(Entries from a dataset)
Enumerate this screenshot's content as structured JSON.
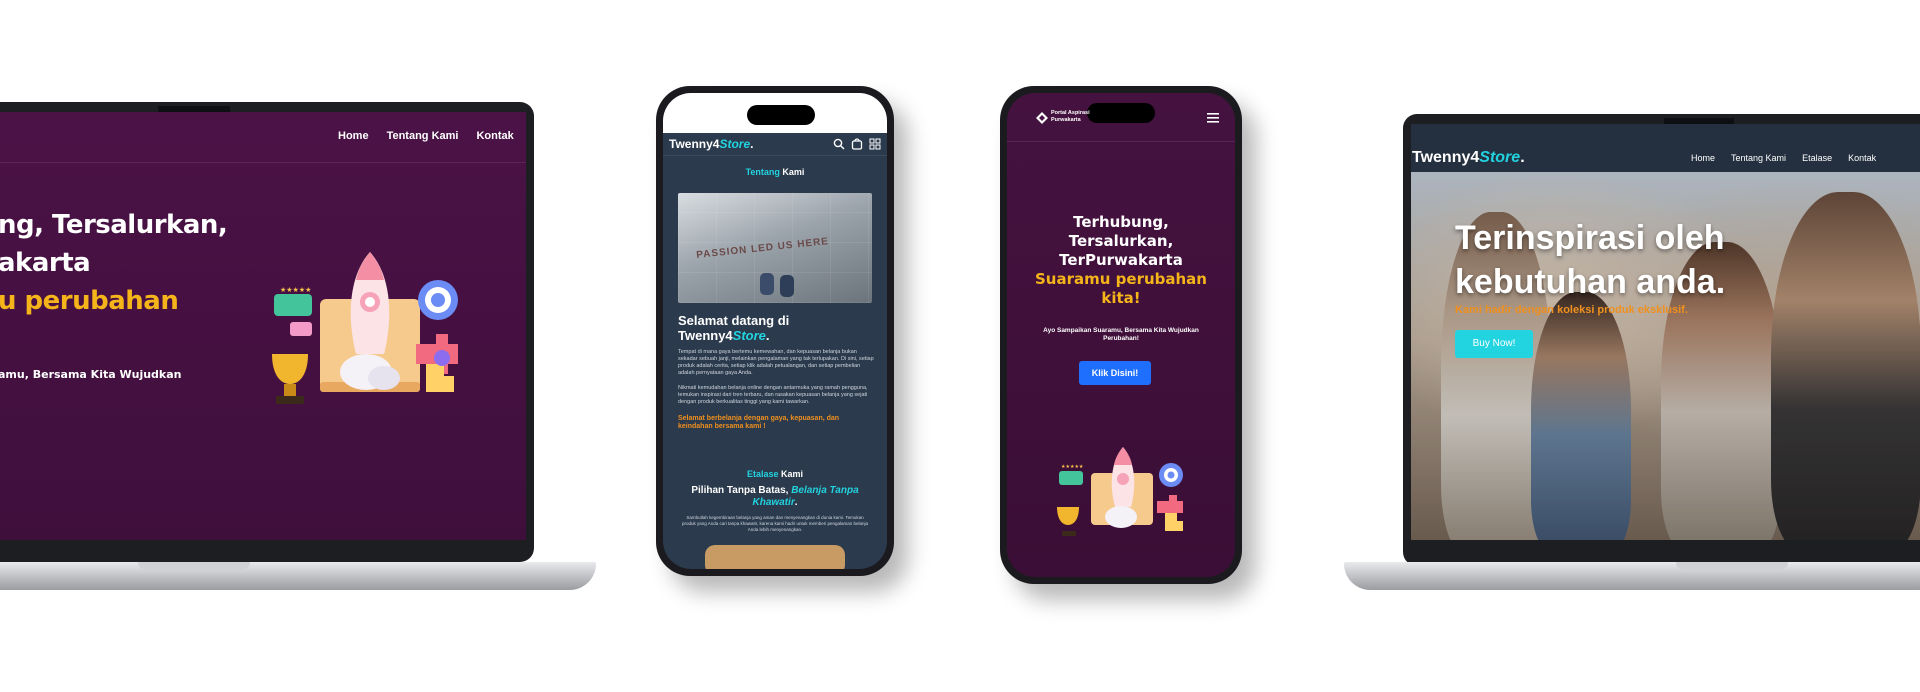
{
  "left_laptop": {
    "nav": [
      "Home",
      "Tentang Kami",
      "Kontak"
    ],
    "hero_line1": "ng, Tersalurkan,",
    "hero_line2": "akarta",
    "hero_line3": "u perubahan",
    "hero_sub": "amu, Bersama Kita Wujudkan"
  },
  "phone_about": {
    "brand_main": "Twenny4",
    "brand_accent": "Store",
    "brand_dot": ".",
    "section_title_accent": "Tentang",
    "section_title_rest": " Kami",
    "photo_caption": "PASSION LED US HERE",
    "welcome_line1": "Selamat datang di",
    "welcome_brand_main": "Twenny4",
    "welcome_brand_accent": "Store",
    "welcome_dot": ".",
    "para1": "Tempat di mana gaya bertemu kemewahan, dan kepuasan belanja bukan sekadar sebuah janji, melainkan pengalaman yang tak terlupakan. Di sini, setiap produk adalah cerita, setiap klik adalah petualangan, dan setiap pembelian adalah pernyataan gaya Anda.",
    "para2": "Nikmati kemudahan belanja online dengan antarmuka yang ramah pengguna, temukan inspirasi dari tren terbaru, dan rasakan kepuasan belanja yang sejati dengan produk berkualitas tinggi yang kami tawarkan.",
    "closing": "Selamat berbelanja dengan gaya, kepuasan, dan keindahan bersama kami !",
    "etalase_accent": "Etalase",
    "etalase_rest": " Kami",
    "pilihan_main": "Pilihan Tanpa Batas, ",
    "pilihan_accent": "Belanja Tanpa Khawatir",
    "pilihan_dot": ".",
    "small_para": "Sambutlah kegembiraan belanja yang aman dan menyenangkan di dunia kami. Temukan produk yang Anda cari tanpa khawatir, karena kami hadir untuk memberi pengalaman belanja Anda lebih menyenangkan."
  },
  "phone_portal": {
    "logo_line1": "Portal Aspirasi",
    "logo_line2": "Purwakarta",
    "hero_line1": "Terhubung,",
    "hero_line2": "Tersalurkan,",
    "hero_line3": "TerPurwakarta",
    "hero_yellow1": "Suaramu perubahan",
    "hero_yellow2": "kita!",
    "sub_line1": "Ayo Sampaikan Suaramu, Bersama Kita Wujudkan",
    "sub_line2": "Perubahan!",
    "cta": "Klik Disini!"
  },
  "right_laptop": {
    "brand_main": "Twenny4",
    "brand_accent": "Store",
    "brand_dot": ".",
    "nav": [
      "Home",
      "Tentang Kami",
      "Etalase",
      "Kontak"
    ],
    "hero_line1": "Terinspirasi oleh",
    "hero_line2": "kebutuhan anda.",
    "hero_sub": "Kami hadir dengan koleksi produk eksklusif.",
    "cta": "Buy Now!"
  },
  "colors": {
    "purple": "#4b1246",
    "yellow": "#f4b41a",
    "cyan": "#22d3e0",
    "navy": "#2b3a4c",
    "blue_button": "#1f6fff",
    "orange": "#f0901e"
  }
}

What you will do
Leave out the pictures and transcribe the entries above exactly.

Correct response
Enumerate this screenshot's content as structured JSON.
{
  "left_laptop": {
    "nav": [
      "Home",
      "Tentang Kami",
      "Kontak"
    ],
    "hero_line1": "ng, Tersalurkan,",
    "hero_line2": "akarta",
    "hero_line3": "u perubahan",
    "hero_sub": "amu, Bersama Kita Wujudkan"
  },
  "phone_about": {
    "brand_main": "Twenny4",
    "brand_accent": "Store",
    "brand_dot": ".",
    "section_title_accent": "Tentang",
    "section_title_rest": " Kami",
    "photo_caption": "PASSION LED US HERE",
    "welcome_line1": "Selamat datang di",
    "welcome_brand_main": "Twenny4",
    "welcome_brand_accent": "Store",
    "welcome_dot": ".",
    "para1": "Tempat di mana gaya bertemu kemewahan, dan kepuasan belanja bukan sekadar sebuah janji, melainkan pengalaman yang tak terlupakan. Di sini, setiap produk adalah cerita, setiap klik adalah petualangan, dan setiap pembelian adalah pernyataan gaya Anda.",
    "para2": "Nikmati kemudahan belanja online dengan antarmuka yang ramah pengguna, temukan inspirasi dari tren terbaru, dan rasakan kepuasan belanja yang sejati dengan produk berkualitas tinggi yang kami tawarkan.",
    "closing": "Selamat berbelanja dengan gaya, kepuasan, dan keindahan bersama kami !",
    "etalase_accent": "Etalase",
    "etalase_rest": " Kami",
    "pilihan_main": "Pilihan Tanpa Batas, ",
    "pilihan_accent": "Belanja Tanpa Khawatir",
    "pilihan_dot": ".",
    "small_para": "Sambutlah kegembiraan belanja yang aman dan menyenangkan di dunia kami. Temukan produk yang Anda cari tanpa khawatir, karena kami hadir untuk memberi pengalaman belanja Anda lebih menyenangkan."
  },
  "phone_portal": {
    "logo_line1": "Portal Aspirasi",
    "logo_line2": "Purwakarta",
    "hero_line1": "Terhubung,",
    "hero_line2": "Tersalurkan,",
    "hero_line3": "TerPurwakarta",
    "hero_yellow1": "Suaramu perubahan",
    "hero_yellow2": "kita!",
    "sub_line1": "Ayo Sampaikan Suaramu, Bersama Kita Wujudkan",
    "sub_line2": "Perubahan!",
    "cta": "Klik Disini!"
  },
  "right_laptop": {
    "brand_main": "Twenny4",
    "brand_accent": "Store",
    "brand_dot": ".",
    "nav": [
      "Home",
      "Tentang Kami",
      "Etalase",
      "Kontak"
    ],
    "hero_line1": "Terinspirasi oleh",
    "hero_line2": "kebutuhan anda.",
    "hero_sub": "Kami hadir dengan koleksi produk eksklusif.",
    "cta": "Buy Now!"
  },
  "colors": {
    "purple": "#4b1246",
    "yellow": "#f4b41a",
    "cyan": "#22d3e0",
    "navy": "#2b3a4c",
    "blue_button": "#1f6fff",
    "orange": "#f0901e"
  }
}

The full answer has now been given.